* _WORK TO DO_:
Make an exact copy of all the data.

* _SUPPLIED MATERIAL_:

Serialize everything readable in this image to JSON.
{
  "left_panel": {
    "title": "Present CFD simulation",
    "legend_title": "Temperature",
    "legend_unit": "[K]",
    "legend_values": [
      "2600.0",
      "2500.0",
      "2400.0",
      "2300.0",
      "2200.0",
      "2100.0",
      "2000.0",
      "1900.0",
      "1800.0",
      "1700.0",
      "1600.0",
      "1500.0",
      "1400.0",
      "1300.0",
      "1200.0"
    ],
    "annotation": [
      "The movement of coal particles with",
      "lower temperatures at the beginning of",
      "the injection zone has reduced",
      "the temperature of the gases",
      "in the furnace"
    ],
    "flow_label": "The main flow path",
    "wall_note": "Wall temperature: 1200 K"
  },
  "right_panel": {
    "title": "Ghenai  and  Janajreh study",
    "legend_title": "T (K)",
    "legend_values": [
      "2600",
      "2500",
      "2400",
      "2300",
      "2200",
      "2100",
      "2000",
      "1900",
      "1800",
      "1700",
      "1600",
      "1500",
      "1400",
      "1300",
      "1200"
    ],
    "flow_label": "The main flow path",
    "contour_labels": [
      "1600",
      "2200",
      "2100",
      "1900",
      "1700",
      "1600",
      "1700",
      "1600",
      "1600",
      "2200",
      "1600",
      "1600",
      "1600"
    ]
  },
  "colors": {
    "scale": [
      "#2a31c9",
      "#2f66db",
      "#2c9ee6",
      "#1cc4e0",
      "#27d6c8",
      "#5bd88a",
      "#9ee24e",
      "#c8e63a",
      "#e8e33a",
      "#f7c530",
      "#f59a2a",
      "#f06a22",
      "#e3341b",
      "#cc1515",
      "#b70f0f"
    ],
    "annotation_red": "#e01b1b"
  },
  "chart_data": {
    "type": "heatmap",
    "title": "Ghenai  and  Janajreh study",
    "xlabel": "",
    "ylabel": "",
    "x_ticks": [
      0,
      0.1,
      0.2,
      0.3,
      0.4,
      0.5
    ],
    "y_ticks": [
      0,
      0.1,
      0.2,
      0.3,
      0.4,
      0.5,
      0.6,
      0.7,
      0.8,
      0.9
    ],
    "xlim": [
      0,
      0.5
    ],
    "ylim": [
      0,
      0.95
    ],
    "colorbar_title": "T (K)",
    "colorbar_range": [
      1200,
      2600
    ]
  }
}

* _RESULT FOR THIS TASK_:
Serialize everything readable in this image to JSON.
{
  "left_panel": {
    "title": "Present CFD simulation",
    "legend_title": "Temperature",
    "legend_unit": "[K]",
    "legend_values": [
      "2600.0",
      "2500.0",
      "2400.0",
      "2300.0",
      "2200.0",
      "2100.0",
      "2000.0",
      "1900.0",
      "1800.0",
      "1700.0",
      "1600.0",
      "1500.0",
      "1400.0",
      "1300.0",
      "1200.0"
    ],
    "annotation": [
      "The movement of coal particles with",
      "lower temperatures at the beginning of",
      "the injection zone has reduced",
      "the temperature of the gases",
      "in the furnace"
    ],
    "flow_label": "The main flow path",
    "wall_note": "Wall temperature: 1200 K"
  },
  "right_panel": {
    "title": "Ghenai  and  Janajreh study",
    "legend_title": "T (K)",
    "legend_values": [
      "2600",
      "2500",
      "2400",
      "2300",
      "2200",
      "2100",
      "2000",
      "1900",
      "1800",
      "1700",
      "1600",
      "1500",
      "1400",
      "1300",
      "1200"
    ],
    "flow_label": "The main flow path",
    "contour_labels": [
      "1600",
      "2200",
      "2100",
      "1900",
      "1700",
      "1600",
      "1700",
      "1600",
      "1600",
      "2200",
      "1600",
      "1600",
      "1600"
    ]
  },
  "colors": {
    "scale": [
      "#2a31c9",
      "#2f66db",
      "#2c9ee6",
      "#1cc4e0",
      "#27d6c8",
      "#5bd88a",
      "#9ee24e",
      "#c8e63a",
      "#e8e33a",
      "#f7c530",
      "#f59a2a",
      "#f06a22",
      "#e3341b",
      "#cc1515",
      "#b70f0f"
    ],
    "annotation_red": "#e01b1b"
  },
  "chart_data": {
    "type": "heatmap",
    "title": "Ghenai  and  Janajreh study",
    "xlabel": "",
    "ylabel": "",
    "x_ticks": [
      0,
      0.1,
      0.2,
      0.3,
      0.4,
      0.5
    ],
    "y_ticks": [
      0,
      0.1,
      0.2,
      0.3,
      0.4,
      0.5,
      0.6,
      0.7,
      0.8,
      0.9
    ],
    "xlim": [
      0,
      0.5
    ],
    "ylim": [
      0,
      0.95
    ],
    "colorbar_title": "T (K)",
    "colorbar_range": [
      1200,
      2600
    ]
  }
}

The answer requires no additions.